▸ Directive
Find how many lines in the data below include the word "toán", then write only that number.

▸ Task input
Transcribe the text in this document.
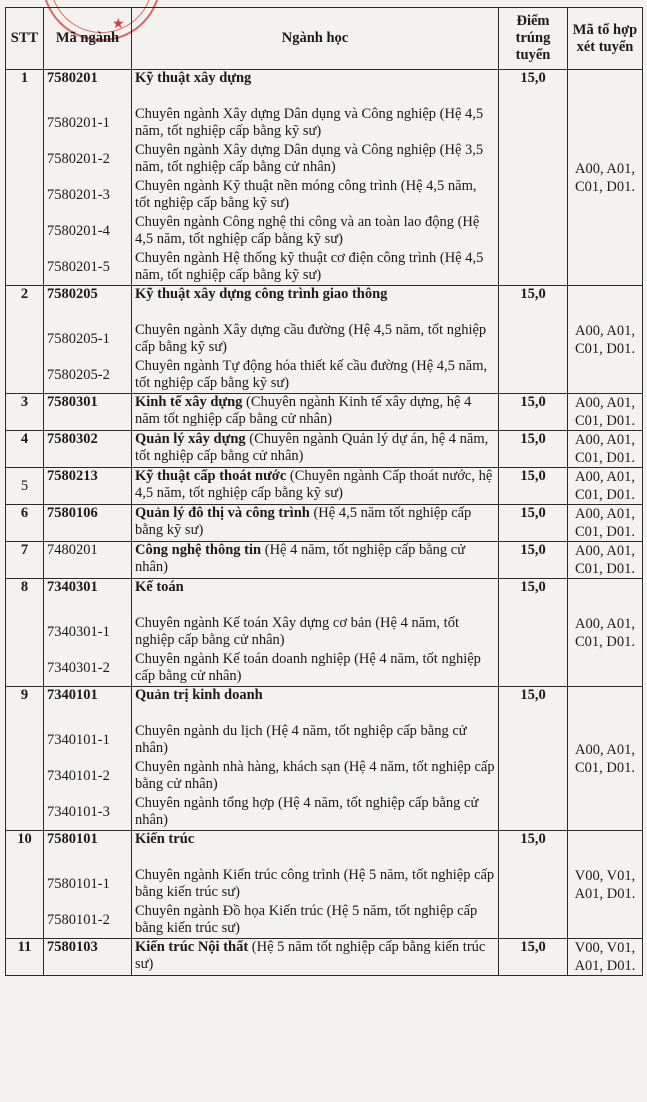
★
STT	Mã ngành	Ngành học	Điểm trúng tuyển	Mã tổ hợp xét tuyển
1	7580201	Kỹ thuật xây dựng	15,0	A00, A01, C01, D01.
	7580201-1	Chuyên ngành Xây dựng Dân dụng và Công nghiệp (Hệ 4,5 năm, tốt nghiệp cấp bằng kỹ sư)		
	7580201-2	Chuyên ngành Xây dựng Dân dụng và Công nghiệp (Hệ 3,5 năm, tốt nghiệp cấp bằng cử nhân)		
	7580201-3	Chuyên ngành Kỹ thuật nền móng công trình (Hệ 4,5 năm, tốt nghiệp cấp bằng kỹ sư)		
	7580201-4	Chuyên ngành Công nghệ thi công và an toàn lao động (Hệ 4,5 năm, tốt nghiệp cấp bằng kỹ sư)		
	7580201-5	Chuyên ngành Hệ thống kỹ thuật cơ điện công trình (Hệ 4,5 năm, tốt nghiệp cấp bằng kỹ sư)		
2	7580205	Kỹ thuật xây dựng công trình giao thông	15,0	A00, A01, C01, D01.
	7580205-1	Chuyên ngành Xây dựng cầu đường (Hệ 4,5 năm, tốt nghiệp cấp bằng kỹ sư)		
	7580205-2	Chuyên ngành Tự động hóa thiết kế cầu đường (Hệ 4,5 năm, tốt nghiệp cấp bằng kỹ sư)		
3	7580301	Kinh tế xây dựng (Chuyên ngành Kinh tế xây dựng, hệ 4 năm tốt nghiệp cấp bằng cử nhân)	15,0	A00, A01, C01, D01.
4	7580302	Quản lý xây dựng (Chuyên ngành Quản lý dự án, hệ 4 năm, tốt nghiệp cấp bằng cử nhân)	15,0	A00, A01, C01, D01.
5	7580213	Kỹ thuật cấp thoát nước (Chuyên ngành Cấp thoát nước, hệ 4,5 năm, tốt nghiệp cấp bằng kỹ sư)	15,0	A00, A01, C01, D01.
6	7580106	Quản lý đô thị và công trình (Hệ 4,5 năm tốt nghiệp cấp bằng kỹ sư)	15,0	A00, A01, C01, D01.
7	7480201	Công nghệ thông tin (Hệ 4 năm, tốt nghiệp cấp bằng cử nhân)	15,0	A00, A01, C01, D01.
8	7340301	Kế toán	15,0	A00, A01, C01, D01.
	7340301-1	Chuyên ngành Kế toán Xây dựng cơ bản (Hệ 4 năm, tốt nghiệp cấp bằng cử nhân)		
	7340301-2	Chuyên ngành Kế toán doanh nghiệp (Hệ 4 năm, tốt nghiệp cấp bằng cử nhân)		
9	7340101	Quản trị kinh doanh	15,0	A00, A01, C01, D01.
	7340101-1	Chuyên ngành du lịch (Hệ 4 năm, tốt nghiệp cấp bằng cử nhân)		
	7340101-2	Chuyên ngành nhà hàng, khách sạn (Hệ 4 năm, tốt nghiệp cấp bằng cử nhân)		
	7340101-3	Chuyên ngành tổng hợp (Hệ 4 năm, tốt nghiệp cấp bằng cử nhân)		
10	7580101	Kiến trúc	15,0	V00, V01, A01, D01.
	7580101-1	Chuyên ngành Kiến trúc công trình (Hệ 5 năm, tốt nghiệp cấp bằng kiến trúc sư)		
	7580101-2	Chuyên ngành Đồ họa Kiến trúc (Hệ 5 năm, tốt nghiệp cấp bằng kiến trúc sư)		
11	7580103	Kiến trúc Nội thất (Hệ 5 năm tốt nghiệp cấp bằng kiến trúc sư)	15,0	V00, V01, A01, D01.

▸ Right answer
3